Extrait
*-*-*
Bien sûr qu’en requérant la souscription mutuelle des amis, FB suggère a priori l’existence d’une pratique endogène. Au début, comme on vient de le souligner, FB était ce café ou les amis se côtoyaient. Mais le fait est que l’augmentation rapide de la taille des réseaux, le peu que l’on connaît de certains amis, sinon rien, les identités plurielles qui entraînent la cohabitation mixte d’une grande diversité de gens ou d’organismes, m’ont amené à penser que le fil de discussion de FB s’est transformé en un canal qui ne pouvait plus assurer adéquatement la circulation de messages endogènes. FB se présente désormais comme une salle bruyante  à la façon de Twitter sans les avantages de ce dernier. Or, les Groupes permettent de renouer avec des usages de proximité.

On peut parler de l’étiolement  de ces espaces « entre nous » au sein de ce que FB est devenu parce que le « nous » du réseau social n’y présente plus de cohérence. L’hétérogénéité des amis fait en sorte que la circulation d’informations ou de messages générés par une communauté proche autour de contenus ou d’événements communs, sont susceptible d’apparaître déplacés et on préférera les renvoyer aux commentaires à partir d’un post ou alors en mode courriel. L’hétérogène est devenu un obstacle aux pratiques endogènes.

Il y a aussi, je pense, un effet de censure inévitable qui entrave la diffusion des messages qui ne sont pas nécessairement des contenus d’intérêt général ou particulièrement percutants mais qui, dans une communauté de proximité, peuvent jouer un rôle émotif dans la création des liens et leur pérennité. La conscience également de la co-existence arbitraire et captive des amis, celle aussi des relations d’incompatibilité entre certaines communautés, limitaient, pour moi, les échanges. L’apparition des Groupes, fermés surtout, permet de prendre à nouveau la parole et de dire des choses « entre nous », de façonner et d’entretenir ce « nous » à travers les conversations complices.
*-*-*
Consignes
a – Recopiez à l'identique les lignes du bloc ci-dessous, depuis celle qui contient « 890, 357, 939] » jusqu'à celle qui contient « 289, 1053, 338] », ces deux lignes comprises.
b – Prolongez l'extrait sur les Groupes de Facebook à la suite de sa dernière phrase.

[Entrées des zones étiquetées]
*-*-*
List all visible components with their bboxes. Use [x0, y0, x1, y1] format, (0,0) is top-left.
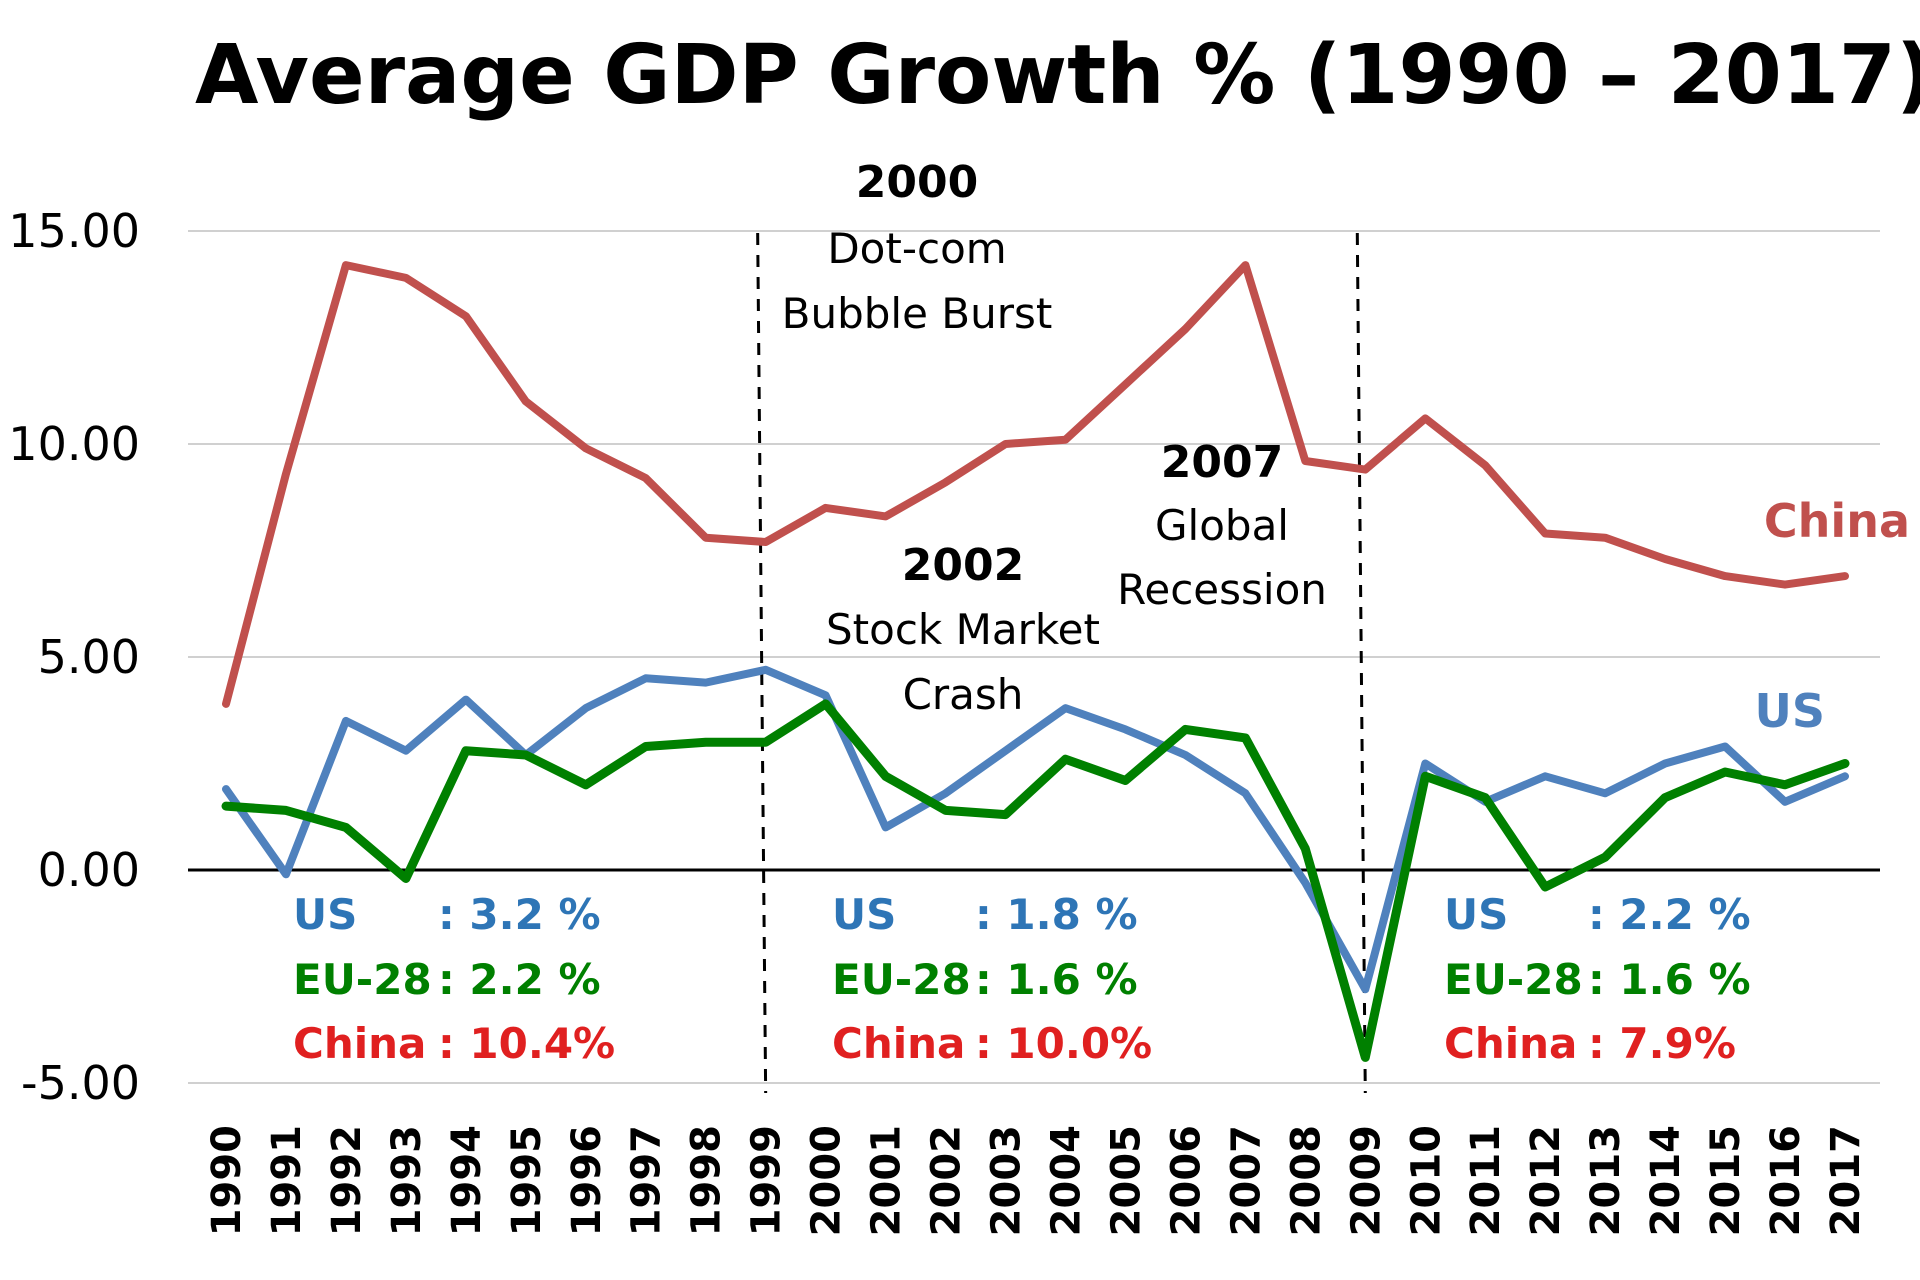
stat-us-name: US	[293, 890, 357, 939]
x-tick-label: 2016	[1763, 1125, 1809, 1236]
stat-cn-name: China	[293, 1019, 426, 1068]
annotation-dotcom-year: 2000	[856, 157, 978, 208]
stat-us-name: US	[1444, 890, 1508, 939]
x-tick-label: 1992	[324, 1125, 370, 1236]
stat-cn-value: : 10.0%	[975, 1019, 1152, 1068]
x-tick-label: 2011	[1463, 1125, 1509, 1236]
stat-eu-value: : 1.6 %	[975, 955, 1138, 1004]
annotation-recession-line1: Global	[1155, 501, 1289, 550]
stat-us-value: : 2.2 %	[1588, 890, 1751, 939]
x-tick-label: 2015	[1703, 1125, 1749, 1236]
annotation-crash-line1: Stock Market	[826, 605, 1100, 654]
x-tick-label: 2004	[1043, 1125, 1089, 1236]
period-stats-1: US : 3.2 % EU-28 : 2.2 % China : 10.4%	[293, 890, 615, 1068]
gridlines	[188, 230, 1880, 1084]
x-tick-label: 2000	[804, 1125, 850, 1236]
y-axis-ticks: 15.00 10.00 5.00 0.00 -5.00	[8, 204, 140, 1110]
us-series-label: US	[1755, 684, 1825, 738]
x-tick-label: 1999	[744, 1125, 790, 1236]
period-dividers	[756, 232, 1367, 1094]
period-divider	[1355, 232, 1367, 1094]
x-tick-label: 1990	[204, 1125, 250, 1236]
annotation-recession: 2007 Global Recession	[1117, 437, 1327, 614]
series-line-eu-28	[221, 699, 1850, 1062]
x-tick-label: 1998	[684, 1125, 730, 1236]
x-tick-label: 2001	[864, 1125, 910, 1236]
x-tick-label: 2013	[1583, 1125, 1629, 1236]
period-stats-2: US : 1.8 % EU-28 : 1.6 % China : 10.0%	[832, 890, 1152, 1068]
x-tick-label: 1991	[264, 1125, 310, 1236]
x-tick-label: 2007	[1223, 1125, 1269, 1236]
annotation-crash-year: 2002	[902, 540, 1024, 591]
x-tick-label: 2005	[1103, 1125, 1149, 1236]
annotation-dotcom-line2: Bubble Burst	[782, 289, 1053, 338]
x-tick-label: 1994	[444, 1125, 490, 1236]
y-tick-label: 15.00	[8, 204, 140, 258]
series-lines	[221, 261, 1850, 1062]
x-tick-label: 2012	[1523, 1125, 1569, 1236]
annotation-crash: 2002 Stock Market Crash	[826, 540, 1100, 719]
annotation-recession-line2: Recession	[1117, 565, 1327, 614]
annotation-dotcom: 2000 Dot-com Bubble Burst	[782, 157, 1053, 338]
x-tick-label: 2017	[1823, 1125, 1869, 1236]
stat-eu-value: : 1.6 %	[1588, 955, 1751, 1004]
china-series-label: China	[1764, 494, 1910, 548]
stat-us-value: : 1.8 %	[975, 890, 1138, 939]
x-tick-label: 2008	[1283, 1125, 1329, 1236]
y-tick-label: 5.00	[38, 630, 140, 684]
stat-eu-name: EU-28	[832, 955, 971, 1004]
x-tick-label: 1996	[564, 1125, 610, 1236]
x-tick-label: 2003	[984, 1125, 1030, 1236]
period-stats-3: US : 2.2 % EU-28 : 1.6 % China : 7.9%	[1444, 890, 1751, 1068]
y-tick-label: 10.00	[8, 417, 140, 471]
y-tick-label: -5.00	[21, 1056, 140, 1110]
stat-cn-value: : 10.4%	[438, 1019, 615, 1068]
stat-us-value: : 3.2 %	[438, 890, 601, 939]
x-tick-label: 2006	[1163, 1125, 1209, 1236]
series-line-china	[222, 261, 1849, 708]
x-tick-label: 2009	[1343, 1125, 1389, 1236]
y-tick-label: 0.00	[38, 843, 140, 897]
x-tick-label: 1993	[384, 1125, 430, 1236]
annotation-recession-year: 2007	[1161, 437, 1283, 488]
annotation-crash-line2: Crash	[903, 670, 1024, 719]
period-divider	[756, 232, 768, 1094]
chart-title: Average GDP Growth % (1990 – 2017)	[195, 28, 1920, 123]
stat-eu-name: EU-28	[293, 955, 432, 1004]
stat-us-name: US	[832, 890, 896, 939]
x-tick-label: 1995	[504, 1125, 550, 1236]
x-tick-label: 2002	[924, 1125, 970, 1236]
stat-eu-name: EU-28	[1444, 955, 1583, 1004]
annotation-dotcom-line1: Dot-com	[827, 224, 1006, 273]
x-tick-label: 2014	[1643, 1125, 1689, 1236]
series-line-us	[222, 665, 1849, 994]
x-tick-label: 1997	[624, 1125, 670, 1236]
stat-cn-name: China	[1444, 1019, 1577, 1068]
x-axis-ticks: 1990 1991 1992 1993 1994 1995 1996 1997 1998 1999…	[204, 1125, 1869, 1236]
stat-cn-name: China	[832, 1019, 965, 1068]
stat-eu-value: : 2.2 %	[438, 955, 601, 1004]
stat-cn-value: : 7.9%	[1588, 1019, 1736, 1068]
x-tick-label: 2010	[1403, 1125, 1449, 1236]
*-*-*
Réponses rédigées
a –
stat-us-name: US	[293, 890, 357, 939]
x-tick-label: 2016	[1763, 1125, 1809, 1236]
stat-cn-name: China	[293, 1019, 426, 1068]
annotation-dotcom-year: 2000	[856, 157, 978, 208]
stat-us-name: US	[1444, 890, 1508, 939]
x-tick-label: 1992	[324, 1125, 370, 1236]
stat-cn-value: : 10.0%	[975, 1019, 1152, 1068]
x-tick-label: 2011	[1463, 1125, 1509, 1236]
stat-eu-value: : 1.6 %	[975, 955, 1138, 1004]
annotation-recession-line1: Global	[1155, 501, 1289, 550]
stat-us-value: : 2.2 %	[1588, 890, 1751, 939]
x-tick-label: 2015	[1703, 1125, 1749, 1236]
annotation-crash-line1: Stock Market	[826, 605, 1100, 654]
x-tick-label: 2004	[1043, 1125, 1089, 1236]
period-stats-1: US : 3.2 % EU-28 : 2.2 % China : 10.4%	[293, 890, 615, 1068]
gridlines	[188, 230, 1880, 1084]
x-tick-label: 2000	[804, 1125, 850, 1236]
y-axis-ticks: 15.00 10.00 5.00 0.00 -5.00	[8, 204, 140, 1110]
us-series-label: US	[1755, 684, 1825, 738]
x-tick-label: 1999	[744, 1125, 790, 1236]
period-dividers	[756, 232, 1367, 1094]
period-divider	[1355, 232, 1367, 1094]
x-tick-label: 1990	[204, 1125, 250, 1236]
annotation-recession: 2007 Global Recession	[1117, 437, 1327, 614]
series-line-eu-28	[221, 699, 1850, 1062]
x-tick-label: 1998	[684, 1125, 730, 1236]
x-tick-label: 2001	[864, 1125, 910, 1236]
x-tick-label: 2013	[1583, 1125, 1629, 1236]
period-stats-2: US : 1.8 % EU-28 : 1.6 % China : 10.0%	[832, 890, 1152, 1068]
x-tick-label: 1991	[264, 1125, 310, 1236]
x-tick-label: 2007	[1223, 1125, 1269, 1236]
annotation-crash-year: 2002	[902, 540, 1024, 591]
x-tick-label: 2005	[1103, 1125, 1149, 1236]
annotation-dotcom-line2: Bubble Burst	[782, 289, 1053, 338]

b –
Pourquoi, à mon avis, les Groupes vont-ils transformer de façon significative les pratiques et les résultats que l’on attend des réseaux sociaux ? En raison de certaines caractéristiques de ce service qui sont susceptibles de favoriser avantageusement le retour d’une participation endogène :

1. La dissociation des communautés incompatibles. Je me souviens de l’exemple d’un conférencier de Silicon Valley qui rapportait l’exemple d’une professeur au primaire dont la meilleure amie était une célèbre Drag Queen qui partageait des photos assez explicites et qui se sont trouvés à croiser de manière inappropriée les enfants. Les Groupes constituent une solution pour éviter ce type de situations.  J’appartiens moi-même à plusieurs communautés dont certaines ne devraient pas se fréquenter, ne serait-ce que parce les contenus qui intéressent les uns ne sont pas susceptibles d’intéresser du tout les autres. On peut aussi penser que le flou entre les sphères privés et publiques, ou privés et professionnels pourraient s’atténuer et réintroduire des limites mieux définies pour ceux qui le souhaitent ou qui hésitent à joindre FB pour cette raison. Les listes ne représentaient pas une solution conviviale et la création de plusieurs comptes s’avère une alternative exigeante.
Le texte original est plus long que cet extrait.